Exercise description:
Return each line of the listing below, unchanged, and omit the images.

Data excerpts:
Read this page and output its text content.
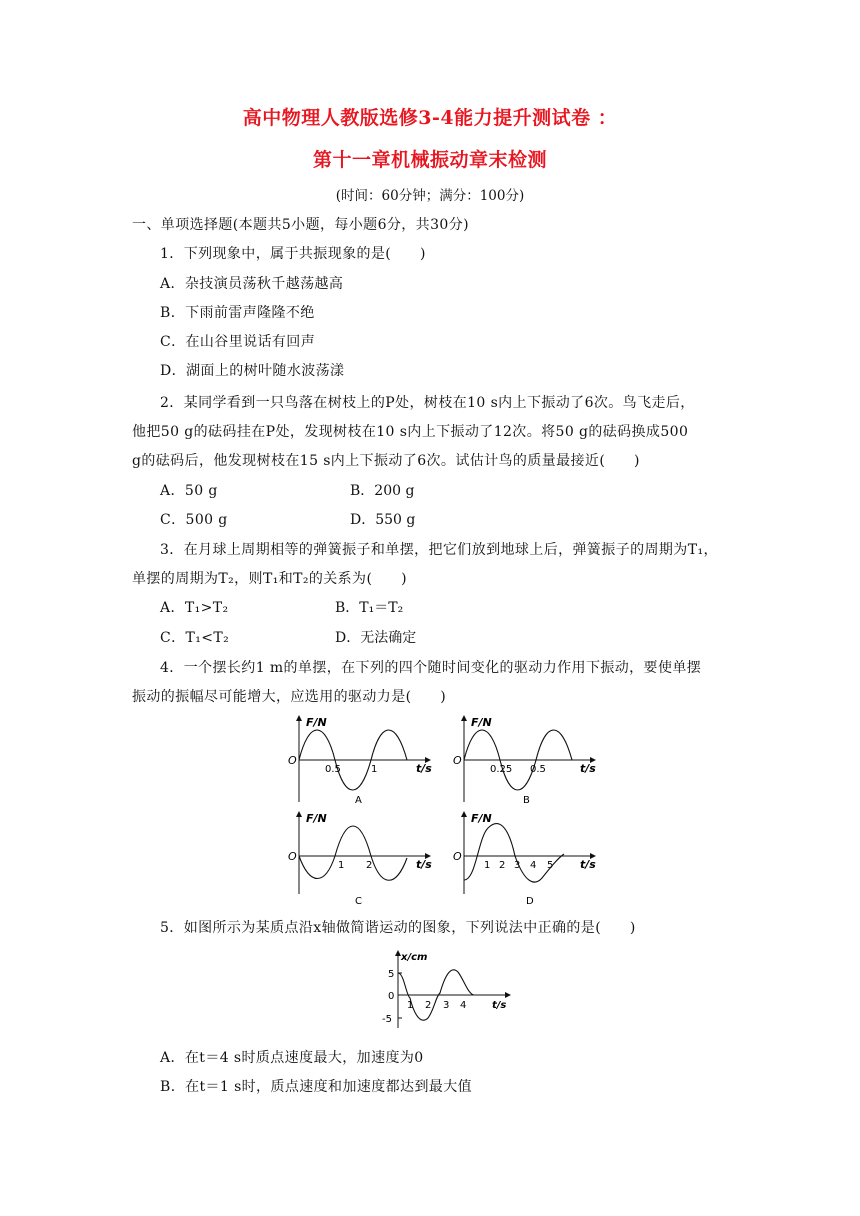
高中物理人教版选修3-4能力提升测试卷 ：
第十一章机械振动章末检测
(时间：60分钟；满分：100分)
一、单项选择题(本题共5小题，每小题6分，共30分)
1．下列现象中，属于共振现象的是(　　)
A．杂技演员荡秋千越荡越高
B．下雨前雷声隆隆不绝
C．在山谷里说话有回声
D．湖面上的树叶随水波荡漾
2．某同学看到一只鸟落在树枝上的P处，树枝在10 s内上下振动了6次。鸟飞走后，
他把50 g的砝码挂在P处，发现树枝在10 s内上下振动了12次。将50 g的砝码换成500
g的砝码后，他发现树枝在15 s内上下振动了6次。试估计鸟的质量最接近(　　)
A．50 g	B．200 g
C．500 g	D．550 g
3．在月球上周期相等的弹簧振子和单摆，把它们放到地球上后，弹簧振子的周期为T₁，
单摆的周期为T₂，则T₁和T₂的关系为(　　)
A．T₁>T₂	B．T₁＝T₂
C．T₁<T₂	D．无法确定
4．一个摆长约1 m的单摆，在下列的四个随时间变化的驱动力作用下振动，要使单摆
振动的振幅尽可能增大，应选用的驱动力是(　　)
F/N
O
0.5	1	t/s
A
F/N
O
0.25 0.5	t/s
B
F/N
O
1 2	t/s
C
F/N
O
1 2 3 4 5 t/s
D
5．如图所示为某质点沿x轴做简谐运动的图象，下列说法中正确的是(　　)
x/cm
5
0
-5
1 2 3 4	t/s
A．在t＝4 s时质点速度最大，加速度为0
B．在t＝1 s时，质点速度和加速度都达到最大值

Task answer:
Read this page and output its text content.
高中物理人教版选修3-4能力提升测试卷 ：
第十一章机械振动章末检测
(时间：60分钟；满分：100分)
一、单项选择题(本题共5小题，每小题6分，共30分)
1．下列现象中，属于共振现象的是(　　)
A．杂技演员荡秋千越荡越高
B．下雨前雷声隆隆不绝
C．在山谷里说话有回声
D．湖面上的树叶随水波荡漾
2．某同学看到一只鸟落在树枝上的P处，树枝在10 s内上下振动了6次。鸟飞走后，
他把50 g的砝码挂在P处，发现树枝在10 s内上下振动了12次。将50 g的砝码换成500
g的砝码后，他发现树枝在15 s内上下振动了6次。试估计鸟的质量最接近(　　)
A．50 g	B．200 g
C．500 g	D．550 g
3．在月球上周期相等的弹簧振子和单摆，把它们放到地球上后，弹簧振子的周期为T₁，
单摆的周期为T₂，则T₁和T₂的关系为(　　)
A．T₁>T₂	B．T₁＝T₂
C．T₁<T₂	D．无法确定
4．一个摆长约1 m的单摆，在下列的四个随时间变化的驱动力作用下振动，要使单摆
振动的振幅尽可能增大，应选用的驱动力是(　　)
F/N
O
0.5	1	t/s
A
F/N
O
0.25 0.5	t/s
B
F/N
O
1 2	t/s
C
F/N
O
1 2 3 4 5 t/s
D
5．如图所示为某质点沿x轴做简谐运动的图象，下列说法中正确的是(　　)
x/cm
5
0
-5
1 2 3 4	t/s
A．在t＝4 s时质点速度最大，加速度为0
B．在t＝1 s时，质点速度和加速度都达到最大值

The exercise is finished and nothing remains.